### WHAT THIS TASK INVOLVES
Each line that follows is to be retyped exactly.
____________________
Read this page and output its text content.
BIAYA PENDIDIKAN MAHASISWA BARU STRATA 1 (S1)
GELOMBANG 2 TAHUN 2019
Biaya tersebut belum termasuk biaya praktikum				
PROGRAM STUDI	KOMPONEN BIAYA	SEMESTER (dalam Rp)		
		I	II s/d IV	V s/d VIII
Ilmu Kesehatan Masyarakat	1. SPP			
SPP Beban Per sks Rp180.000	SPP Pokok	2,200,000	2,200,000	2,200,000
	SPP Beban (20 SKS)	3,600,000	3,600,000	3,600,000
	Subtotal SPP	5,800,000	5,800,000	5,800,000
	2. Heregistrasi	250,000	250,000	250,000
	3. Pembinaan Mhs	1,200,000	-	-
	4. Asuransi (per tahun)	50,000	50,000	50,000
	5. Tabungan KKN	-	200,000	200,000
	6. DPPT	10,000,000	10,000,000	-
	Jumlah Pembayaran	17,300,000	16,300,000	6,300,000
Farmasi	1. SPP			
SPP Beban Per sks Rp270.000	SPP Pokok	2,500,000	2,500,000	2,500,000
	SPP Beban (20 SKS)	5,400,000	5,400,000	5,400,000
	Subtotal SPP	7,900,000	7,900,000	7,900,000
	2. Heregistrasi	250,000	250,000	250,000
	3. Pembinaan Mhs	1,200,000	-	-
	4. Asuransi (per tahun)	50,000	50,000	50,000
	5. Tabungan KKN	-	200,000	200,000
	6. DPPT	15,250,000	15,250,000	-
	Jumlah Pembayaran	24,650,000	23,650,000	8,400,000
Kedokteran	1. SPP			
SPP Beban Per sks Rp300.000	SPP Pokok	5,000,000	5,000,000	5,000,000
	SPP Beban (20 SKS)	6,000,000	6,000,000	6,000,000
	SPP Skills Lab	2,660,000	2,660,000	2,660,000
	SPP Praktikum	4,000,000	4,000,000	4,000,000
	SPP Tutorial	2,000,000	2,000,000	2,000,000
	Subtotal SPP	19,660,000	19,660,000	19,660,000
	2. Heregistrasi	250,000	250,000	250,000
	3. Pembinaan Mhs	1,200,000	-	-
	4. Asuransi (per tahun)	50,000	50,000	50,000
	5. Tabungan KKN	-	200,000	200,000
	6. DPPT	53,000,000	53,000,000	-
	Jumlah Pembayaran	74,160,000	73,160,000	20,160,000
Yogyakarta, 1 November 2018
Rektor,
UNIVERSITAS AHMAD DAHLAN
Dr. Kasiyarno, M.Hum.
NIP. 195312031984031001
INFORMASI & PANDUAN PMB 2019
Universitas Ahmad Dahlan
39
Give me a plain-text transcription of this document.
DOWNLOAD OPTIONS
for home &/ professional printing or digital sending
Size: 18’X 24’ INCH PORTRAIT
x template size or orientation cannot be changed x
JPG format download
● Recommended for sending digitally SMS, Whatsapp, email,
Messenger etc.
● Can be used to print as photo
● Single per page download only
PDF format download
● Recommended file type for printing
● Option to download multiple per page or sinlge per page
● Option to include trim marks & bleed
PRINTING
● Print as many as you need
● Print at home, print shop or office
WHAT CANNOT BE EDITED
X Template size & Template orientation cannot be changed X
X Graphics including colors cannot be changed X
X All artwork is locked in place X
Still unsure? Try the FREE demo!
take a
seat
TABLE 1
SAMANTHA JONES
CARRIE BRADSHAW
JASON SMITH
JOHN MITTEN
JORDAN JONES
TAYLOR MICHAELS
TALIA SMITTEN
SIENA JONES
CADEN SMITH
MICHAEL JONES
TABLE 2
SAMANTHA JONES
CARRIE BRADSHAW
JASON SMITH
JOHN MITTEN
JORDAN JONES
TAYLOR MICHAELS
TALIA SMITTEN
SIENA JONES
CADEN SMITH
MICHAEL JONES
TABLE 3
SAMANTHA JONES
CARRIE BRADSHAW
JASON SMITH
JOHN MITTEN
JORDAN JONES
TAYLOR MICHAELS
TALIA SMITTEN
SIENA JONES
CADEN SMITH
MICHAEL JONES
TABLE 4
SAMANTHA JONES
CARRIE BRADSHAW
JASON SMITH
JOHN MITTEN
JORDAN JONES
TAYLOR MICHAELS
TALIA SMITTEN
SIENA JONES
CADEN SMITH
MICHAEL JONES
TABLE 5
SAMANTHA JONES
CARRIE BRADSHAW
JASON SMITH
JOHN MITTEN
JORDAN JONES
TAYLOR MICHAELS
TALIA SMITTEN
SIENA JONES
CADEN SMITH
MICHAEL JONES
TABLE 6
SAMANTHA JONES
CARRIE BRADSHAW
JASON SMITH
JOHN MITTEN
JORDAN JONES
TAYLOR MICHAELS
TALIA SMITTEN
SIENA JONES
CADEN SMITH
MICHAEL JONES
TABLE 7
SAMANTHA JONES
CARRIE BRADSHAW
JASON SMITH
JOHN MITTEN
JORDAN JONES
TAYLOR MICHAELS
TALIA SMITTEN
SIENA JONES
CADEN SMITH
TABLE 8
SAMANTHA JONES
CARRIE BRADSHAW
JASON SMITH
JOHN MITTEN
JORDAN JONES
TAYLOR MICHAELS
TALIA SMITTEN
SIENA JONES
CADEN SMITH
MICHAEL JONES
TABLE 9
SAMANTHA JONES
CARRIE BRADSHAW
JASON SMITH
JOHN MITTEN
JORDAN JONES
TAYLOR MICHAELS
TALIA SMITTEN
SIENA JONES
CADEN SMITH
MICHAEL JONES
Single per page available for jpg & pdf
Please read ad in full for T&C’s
____________________
### TASK RESPONSE
Read this page and output its text content.
BIAYA PENDIDIKAN MAHASISWA BARU STRATA 1 (S1)
GELOMBANG 2 TAHUN 2019
Biaya tersebut belum termasuk biaya praktikum				
PROGRAM STUDI	KOMPONEN BIAYA	SEMESTER (dalam Rp)		
		I	II s/d IV	V s/d VIII
Ilmu Kesehatan Masyarakat	1. SPP			
SPP Beban Per sks Rp180.000	SPP Pokok	2,200,000	2,200,000	2,200,000
	SPP Beban (20 SKS)	3,600,000	3,600,000	3,600,000
	Subtotal SPP	5,800,000	5,800,000	5,800,000
	2. Heregistrasi	250,000	250,000	250,000
	3. Pembinaan Mhs	1,200,000	-	-
	4. Asuransi (per tahun)	50,000	50,000	50,000
	5. Tabungan KKN	-	200,000	200,000
	6. DPPT	10,000,000	10,000,000	-
	Jumlah Pembayaran	17,300,000	16,300,000	6,300,000
Farmasi	1. SPP			
SPP Beban Per sks Rp270.000	SPP Pokok	2,500,000	2,500,000	2,500,000
	SPP Beban (20 SKS)	5,400,000	5,400,000	5,400,000
	Subtotal SPP	7,900,000	7,900,000	7,900,000
	2. Heregistrasi	250,000	250,000	250,000
	3. Pembinaan Mhs	1,200,000	-	-
	4. Asuransi (per tahun)	50,000	50,000	50,000
	5. Tabungan KKN	-	200,000	200,000
	6. DPPT	15,250,000	15,250,000	-
	Jumlah Pembayaran	24,650,000	23,650,000	8,400,000
Kedokteran	1. SPP			
SPP Beban Per sks Rp300.000	SPP Pokok	5,000,000	5,000,000	5,000,000
	SPP Beban (20 SKS)	6,000,000	6,000,000	6,000,000
	SPP Skills Lab	2,660,000	2,660,000	2,660,000
	SPP Praktikum	4,000,000	4,000,000	4,000,000
	SPP Tutorial	2,000,000	2,000,000	2,000,000
	Subtotal SPP	19,660,000	19,660,000	19,660,000
	2. Heregistrasi	250,000	250,000	250,000
	3. Pembinaan Mhs	1,200,000	-	-
	4. Asuransi (per tahun)	50,000	50,000	50,000
	5. Tabungan KKN	-	200,000	200,000
	6. DPPT	53,000,000	53,000,000	-
	Jumlah Pembayaran	74,160,000	73,160,000	20,160,000
Yogyakarta, 1 November 2018
Rektor,
UNIVERSITAS AHMAD DAHLAN
Dr. Kasiyarno, M.Hum.
NIP. 195312031984031001
INFORMASI & PANDUAN PMB 2019
Universitas Ahmad Dahlan
39
Give me a plain-text transcription of this document.
DOWNLOAD OPTIONS
for home &/ professional printing or digital sending
Size: 18’X 24’ INCH PORTRAIT
x template size or orientation cannot be changed x
JPG format download
● Recommended for sending digitally SMS, Whatsapp, email,
Messenger etc.
● Can be used to print as photo
● Single per page download only
PDF format download
● Recommended file type for printing
● Option to download multiple per page or sinlge per page
● Option to include trim marks & bleed
PRINTING
● Print as many as you need
● Print at home, print shop or office
WHAT CANNOT BE EDITED
X Template size & Template orientation cannot be changed X
X Graphics including colors cannot be changed X
X All artwork is locked in place X
Still unsure? Try the FREE demo!
take a
seat
TABLE 1
SAMANTHA JONES
CARRIE BRADSHAW
JASON SMITH
JOHN MITTEN
JORDAN JONES
TAYLOR MICHAELS
TALIA SMITTEN
SIENA JONES
CADEN SMITH
MICHAEL JONES
TABLE 2
SAMANTHA JONES
CARRIE BRADSHAW
JASON SMITH
JOHN MITTEN
JORDAN JONES
TAYLOR MICHAELS
TALIA SMITTEN
SIENA JONES
CADEN SMITH
MICHAEL JONES
TABLE 3
SAMANTHA JONES
CARRIE BRADSHAW
JASON SMITH
JOHN MITTEN
JORDAN JONES
TAYLOR MICHAELS
TALIA SMITTEN
SIENA JONES
CADEN SMITH
MICHAEL JONES
TABLE 4
SAMANTHA JONES
CARRIE BRADSHAW
JASON SMITH
JOHN MITTEN
JORDAN JONES
TAYLOR MICHAELS
TALIA SMITTEN
SIENA JONES
CADEN SMITH
MICHAEL JONES
TABLE 5
SAMANTHA JONES
CARRIE BRADSHAW
JASON SMITH
JOHN MITTEN
JORDAN JONES
TAYLOR MICHAELS
TALIA SMITTEN
SIENA JONES
CADEN SMITH
MICHAEL JONES
TABLE 6
SAMANTHA JONES
CARRIE BRADSHAW
JASON SMITH
JOHN MITTEN
JORDAN JONES
TAYLOR MICHAELS
TALIA SMITTEN
SIENA JONES
CADEN SMITH
MICHAEL JONES
TABLE 7
SAMANTHA JONES
CARRIE BRADSHAW
JASON SMITH
JOHN MITTEN
JORDAN JONES
TAYLOR MICHAELS
TALIA SMITTEN
SIENA JONES
CADEN SMITH
TABLE 8
SAMANTHA JONES
CARRIE BRADSHAW
JASON SMITH
JOHN MITTEN
JORDAN JONES
TAYLOR MICHAELS
TALIA SMITTEN
SIENA JONES
CADEN SMITH
MICHAEL JONES
TABLE 9
SAMANTHA JONES
CARRIE BRADSHAW
JASON SMITH
JOHN MITTEN
JORDAN JONES
TAYLOR MICHAELS
TALIA SMITTEN
SIENA JONES
CADEN SMITH
MICHAEL JONES
Single per page available for jpg & pdf
Please read ad in full for T&C’s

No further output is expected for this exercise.